▶ Exercise
Give every entry again, word for word.

▶ Record set
+++

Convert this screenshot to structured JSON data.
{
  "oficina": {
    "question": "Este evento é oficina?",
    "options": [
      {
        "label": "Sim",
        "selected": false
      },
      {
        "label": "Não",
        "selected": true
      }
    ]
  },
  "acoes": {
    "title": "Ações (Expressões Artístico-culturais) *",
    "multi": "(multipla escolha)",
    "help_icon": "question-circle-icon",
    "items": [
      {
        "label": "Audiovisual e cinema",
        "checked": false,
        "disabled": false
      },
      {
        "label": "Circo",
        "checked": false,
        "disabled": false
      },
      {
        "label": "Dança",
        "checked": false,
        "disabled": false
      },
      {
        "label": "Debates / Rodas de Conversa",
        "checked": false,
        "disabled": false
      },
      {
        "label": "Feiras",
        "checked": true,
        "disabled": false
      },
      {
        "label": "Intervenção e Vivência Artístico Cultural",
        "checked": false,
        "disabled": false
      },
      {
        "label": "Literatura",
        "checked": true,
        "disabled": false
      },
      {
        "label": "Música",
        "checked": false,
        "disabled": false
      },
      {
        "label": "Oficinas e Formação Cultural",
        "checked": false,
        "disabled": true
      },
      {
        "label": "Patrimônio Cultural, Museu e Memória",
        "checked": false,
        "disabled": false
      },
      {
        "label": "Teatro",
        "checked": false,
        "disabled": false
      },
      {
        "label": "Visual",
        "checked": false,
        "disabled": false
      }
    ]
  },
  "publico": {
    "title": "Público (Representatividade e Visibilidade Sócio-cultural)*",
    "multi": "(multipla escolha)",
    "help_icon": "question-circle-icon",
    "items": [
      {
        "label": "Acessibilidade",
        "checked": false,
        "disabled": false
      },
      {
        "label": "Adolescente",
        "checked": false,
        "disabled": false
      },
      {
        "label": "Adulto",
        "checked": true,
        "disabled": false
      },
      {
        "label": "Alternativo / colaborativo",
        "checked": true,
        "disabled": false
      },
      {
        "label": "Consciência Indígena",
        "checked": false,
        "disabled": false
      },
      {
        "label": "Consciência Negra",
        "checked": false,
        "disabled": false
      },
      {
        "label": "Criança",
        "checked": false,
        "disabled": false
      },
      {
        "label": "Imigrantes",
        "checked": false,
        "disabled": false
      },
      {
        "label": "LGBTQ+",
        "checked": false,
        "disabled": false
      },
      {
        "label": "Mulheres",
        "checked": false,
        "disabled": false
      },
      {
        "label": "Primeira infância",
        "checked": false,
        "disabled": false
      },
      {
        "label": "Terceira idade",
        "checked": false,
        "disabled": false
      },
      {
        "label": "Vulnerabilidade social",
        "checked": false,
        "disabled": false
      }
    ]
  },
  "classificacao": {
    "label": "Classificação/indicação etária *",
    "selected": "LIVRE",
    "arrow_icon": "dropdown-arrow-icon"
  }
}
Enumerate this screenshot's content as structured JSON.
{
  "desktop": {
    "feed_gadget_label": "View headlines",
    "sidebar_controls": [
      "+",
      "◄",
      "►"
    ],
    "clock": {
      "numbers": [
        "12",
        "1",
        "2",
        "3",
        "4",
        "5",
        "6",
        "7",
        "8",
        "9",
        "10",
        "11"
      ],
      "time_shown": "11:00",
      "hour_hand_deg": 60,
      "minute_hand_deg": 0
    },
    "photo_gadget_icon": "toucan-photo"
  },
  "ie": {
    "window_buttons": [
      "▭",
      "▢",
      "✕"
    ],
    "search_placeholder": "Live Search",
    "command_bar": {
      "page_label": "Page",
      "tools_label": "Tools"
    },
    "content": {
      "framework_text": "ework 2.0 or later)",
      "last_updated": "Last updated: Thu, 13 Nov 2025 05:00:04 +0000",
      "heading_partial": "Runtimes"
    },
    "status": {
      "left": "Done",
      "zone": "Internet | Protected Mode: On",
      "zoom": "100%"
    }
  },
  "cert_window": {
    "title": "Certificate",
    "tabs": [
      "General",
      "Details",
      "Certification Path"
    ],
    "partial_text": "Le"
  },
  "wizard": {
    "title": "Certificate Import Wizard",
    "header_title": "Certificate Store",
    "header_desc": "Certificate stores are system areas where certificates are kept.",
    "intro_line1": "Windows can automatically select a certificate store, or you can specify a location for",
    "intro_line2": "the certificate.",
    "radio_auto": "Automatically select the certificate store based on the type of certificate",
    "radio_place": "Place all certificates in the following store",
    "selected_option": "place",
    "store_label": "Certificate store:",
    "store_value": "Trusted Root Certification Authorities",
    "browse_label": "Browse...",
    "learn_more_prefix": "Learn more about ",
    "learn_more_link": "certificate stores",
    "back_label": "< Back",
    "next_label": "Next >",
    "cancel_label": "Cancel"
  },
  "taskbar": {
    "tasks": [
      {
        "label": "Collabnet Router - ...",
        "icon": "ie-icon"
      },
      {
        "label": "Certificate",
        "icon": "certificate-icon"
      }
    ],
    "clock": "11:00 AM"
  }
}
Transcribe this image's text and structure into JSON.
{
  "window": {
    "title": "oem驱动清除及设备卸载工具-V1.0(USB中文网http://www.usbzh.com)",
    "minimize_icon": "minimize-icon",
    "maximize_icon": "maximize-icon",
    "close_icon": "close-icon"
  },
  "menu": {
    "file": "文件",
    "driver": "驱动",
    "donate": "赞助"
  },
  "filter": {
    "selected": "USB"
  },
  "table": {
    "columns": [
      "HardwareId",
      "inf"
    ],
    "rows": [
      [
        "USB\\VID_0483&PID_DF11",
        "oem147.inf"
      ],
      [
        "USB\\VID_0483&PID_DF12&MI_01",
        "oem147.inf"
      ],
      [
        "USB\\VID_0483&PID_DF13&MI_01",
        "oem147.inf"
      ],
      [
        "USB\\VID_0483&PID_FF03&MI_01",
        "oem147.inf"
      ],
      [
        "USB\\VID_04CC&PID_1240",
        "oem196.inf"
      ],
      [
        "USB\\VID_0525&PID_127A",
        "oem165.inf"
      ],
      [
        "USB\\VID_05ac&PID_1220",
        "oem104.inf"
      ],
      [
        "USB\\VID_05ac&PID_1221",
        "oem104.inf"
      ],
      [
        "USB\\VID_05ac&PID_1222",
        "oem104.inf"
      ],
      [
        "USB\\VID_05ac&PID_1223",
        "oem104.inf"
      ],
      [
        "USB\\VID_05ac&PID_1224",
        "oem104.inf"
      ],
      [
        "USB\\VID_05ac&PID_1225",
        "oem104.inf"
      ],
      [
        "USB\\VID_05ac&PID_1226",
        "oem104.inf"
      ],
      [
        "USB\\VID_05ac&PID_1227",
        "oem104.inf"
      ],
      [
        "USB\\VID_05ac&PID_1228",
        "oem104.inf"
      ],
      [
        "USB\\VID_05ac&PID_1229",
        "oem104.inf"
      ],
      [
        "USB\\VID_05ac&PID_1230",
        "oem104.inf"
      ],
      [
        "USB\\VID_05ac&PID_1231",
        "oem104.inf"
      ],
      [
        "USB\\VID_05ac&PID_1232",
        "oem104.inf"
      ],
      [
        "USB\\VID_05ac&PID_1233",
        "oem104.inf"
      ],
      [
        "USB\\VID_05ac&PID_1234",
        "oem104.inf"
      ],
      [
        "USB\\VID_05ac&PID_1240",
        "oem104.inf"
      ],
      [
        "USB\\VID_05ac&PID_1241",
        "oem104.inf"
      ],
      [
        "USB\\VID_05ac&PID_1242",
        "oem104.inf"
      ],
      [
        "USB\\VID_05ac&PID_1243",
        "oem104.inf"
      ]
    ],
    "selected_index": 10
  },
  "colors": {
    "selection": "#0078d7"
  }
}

+++

▶ Final result
Convert this screenshot to structured JSON data.
{
  "oficina": {
    "question": "Este evento é oficina?",
    "options": [
      {
        "label": "Sim",
        "selected": false
      },
      {
        "label": "Não",
        "selected": true
      }
    ]
  },
  "acoes": {
    "title": "Ações (Expressões Artístico-culturais) *",
    "multi": "(multipla escolha)",
    "help_icon": "question-circle-icon",
    "items": [
      {
        "label": "Audiovisual e cinema",
        "checked": false,
        "disabled": false
      },
      {
        "label": "Circo",
        "checked": false,
        "disabled": false
      },
      {
        "label": "Dança",
        "checked": false,
        "disabled": false
      },
      {
        "label": "Debates / Rodas de Conversa",
        "checked": false,
        "disabled": false
      },
      {
        "label": "Feiras",
        "checked": true,
        "disabled": false
      },
      {
        "label": "Intervenção e Vivência Artístico Cultural",
        "checked": false,
        "disabled": false
      },
      {
        "label": "Literatura",
        "checked": true,
        "disabled": false
      },
      {
        "label": "Música",
        "checked": false,
        "disabled": false
      },
      {
        "label": "Oficinas e Formação Cultural",
        "checked": false,
        "disabled": true
      },
      {
        "label": "Patrimônio Cultural, Museu e Memória",
        "checked": false,
        "disabled": false
      },
      {
        "label": "Teatro",
        "checked": false,
        "disabled": false
      },
      {
        "label": "Visual",
        "checked": false,
        "disabled": false
      }
    ]
  },
  "publico": {
    "title": "Público (Representatividade e Visibilidade Sócio-cultural)*",
    "multi": "(multipla escolha)",
    "help_icon": "question-circle-icon",
    "items": [
      {
        "label": "Acessibilidade",
        "checked": false,
        "disabled": false
      },
      {
        "label": "Adolescente",
        "checked": false,
        "disabled": false
      },
      {
        "label": "Adulto",
        "checked": true,
        "disabled": false
      },
      {
        "label": "Alternativo / colaborativo",
        "checked": true,
        "disabled": false
      },
      {
        "label": "Consciência Indígena",
        "checked": false,
        "disabled": false
      },
      {
        "label": "Consciência Negra",
        "checked": false,
        "disabled": false
      },
      {
        "label": "Criança",
        "checked": false,
        "disabled": false
      },
      {
        "label": "Imigrantes",
        "checked": false,
        "disabled": false
      },
      {
        "label": "LGBTQ+",
        "checked": false,
        "disabled": false
      },
      {
        "label": "Mulheres",
        "checked": false,
        "disabled": false
      },
      {
        "label": "Primeira infância",
        "checked": false,
        "disabled": false
      },
      {
        "label": "Terceira idade",
        "checked": false,
        "disabled": false
      },
      {
        "label": "Vulnerabilidade social",
        "checked": false,
        "disabled": false
      }
    ]
  },
  "classificacao": {
    "label": "Classificação/indicação etária *",
    "selected": "LIVRE",
    "arrow_icon": "dropdown-arrow-icon"
  }
}
Enumerate this screenshot's content as structured JSON.
{
  "desktop": {
    "feed_gadget_label": "View headlines",
    "sidebar_controls": [
      "+",
      "◄",
      "►"
    ],
    "clock": {
      "numbers": [
        "12",
        "1",
        "2",
        "3",
        "4",
        "5",
        "6",
        "7",
        "8",
        "9",
        "10",
        "11"
      ],
      "time_shown": "11:00",
      "hour_hand_deg": 60,
      "minute_hand_deg": 0
    },
    "photo_gadget_icon": "toucan-photo"
  },
  "ie": {
    "window_buttons": [
      "▭",
      "▢",
      "✕"
    ],
    "search_placeholder": "Live Search",
    "command_bar": {
      "page_label": "Page",
      "tools_label": "Tools"
    },
    "content": {
      "framework_text": "ework 2.0 or later)",
      "last_updated": "Last updated: Thu, 13 Nov 2025 05:00:04 +0000",
      "heading_partial": "Runtimes"
    },
    "status": {
      "left": "Done",
      "zone": "Internet | Protected Mode: On",
      "zoom": "100%"
    }
  },
  "cert_window": {
    "title": "Certificate",
    "tabs": [
      "General",
      "Details",
      "Certification Path"
    ],
    "partial_text": "Le"
  },
  "wizard": {
    "title": "Certificate Import Wizard",
    "header_title": "Certificate Store",
    "header_desc": "Certificate stores are system areas where certificates are kept.",
    "intro_line1": "Windows can automatically select a certificate store, or you can specify a location for",
    "intro_line2": "the certificate.",
    "radio_auto": "Automatically select the certificate store based on the type of certificate",
    "radio_place": "Place all certificates in the following store",
    "selected_option": "place",
    "store_label": "Certificate store:",
    "store_value": "Trusted Root Certification Authorities",
    "browse_label": "Browse...",
    "learn_more_prefix": "Learn more about ",
    "learn_more_link": "certificate stores",
    "back_label": "< Back",
    "next_label": "Next >",
    "cancel_label": "Cancel"
  },
  "taskbar": {
    "tasks": [
      {
        "label": "Collabnet Router - ...",
        "icon": "ie-icon"
      },
      {
        "label": "Certificate",
        "icon": "certificate-icon"
      }
    ],
    "clock": "11:00 AM"
  }
}
Transcribe this image's text and structure into JSON.
{
  "window": {
    "title": "oem驱动清除及设备卸载工具-V1.0(USB中文网http://www.usbzh.com)",
    "minimize_icon": "minimize-icon",
    "maximize_icon": "maximize-icon",
    "close_icon": "close-icon"
  },
  "menu": {
    "file": "文件",
    "driver": "驱动",
    "donate": "赞助"
  },
  "filter": {
    "selected": "USB"
  },
  "table": {
    "columns": [
      "HardwareId",
      "inf"
    ],
    "rows": [
      [
        "USB\\VID_0483&PID_DF11",
        "oem147.inf"
      ],
      [
        "USB\\VID_0483&PID_DF12&MI_01",
        "oem147.inf"
      ],
      [
        "USB\\VID_0483&PID_DF13&MI_01",
        "oem147.inf"
      ],
      [
        "USB\\VID_0483&PID_FF03&MI_01",
        "oem147.inf"
      ],
      [
        "USB\\VID_04CC&PID_1240",
        "oem196.inf"
      ],
      [
        "USB\\VID_0525&PID_127A",
        "oem165.inf"
      ],
      [
        "USB\\VID_05ac&PID_1220",
        "oem104.inf"
      ],
      [
        "USB\\VID_05ac&PID_1221",
        "oem104.inf"
      ],
      [
        "USB\\VID_05ac&PID_1222",
        "oem104.inf"
      ],
      [
        "USB\\VID_05ac&PID_1223",
        "oem104.inf"
      ],
      [
        "USB\\VID_05ac&PID_1224",
        "oem104.inf"
      ],
      [
        "USB\\VID_05ac&PID_1225",
        "oem104.inf"
      ],
      [
        "USB\\VID_05ac&PID_1226",
        "oem104.inf"
      ],
      [
        "USB\\VID_05ac&PID_1227",
        "oem104.inf"
      ],
      [
        "USB\\VID_05ac&PID_1228",
        "oem104.inf"
      ],
      [
        "USB\\VID_05ac&PID_1229",
        "oem104.inf"
      ],
      [
        "USB\\VID_05ac&PID_1230",
        "oem104.inf"
      ],
      [
        "USB\\VID_05ac&PID_1231",
        "oem104.inf"
      ],
      [
        "USB\\VID_05ac&PID_1232",
        "oem104.inf"
      ],
      [
        "USB\\VID_05ac&PID_1233",
        "oem104.inf"
      ],
      [
        "USB\\VID_05ac&PID_1234",
        "oem104.inf"
      ],
      [
        "USB\\VID_05ac&PID_1240",
        "oem104.inf"
      ],
      [
        "USB\\VID_05ac&PID_1241",
        "oem104.inf"
      ],
      [
        "USB\\VID_05ac&PID_1242",
        "oem104.inf"
      ],
      [
        "USB\\VID_05ac&PID_1243",
        "oem104.inf"
      ]
    ],
    "selected_index": 10
  },
  "colors": {
    "selection": "#0078d7"
  }
}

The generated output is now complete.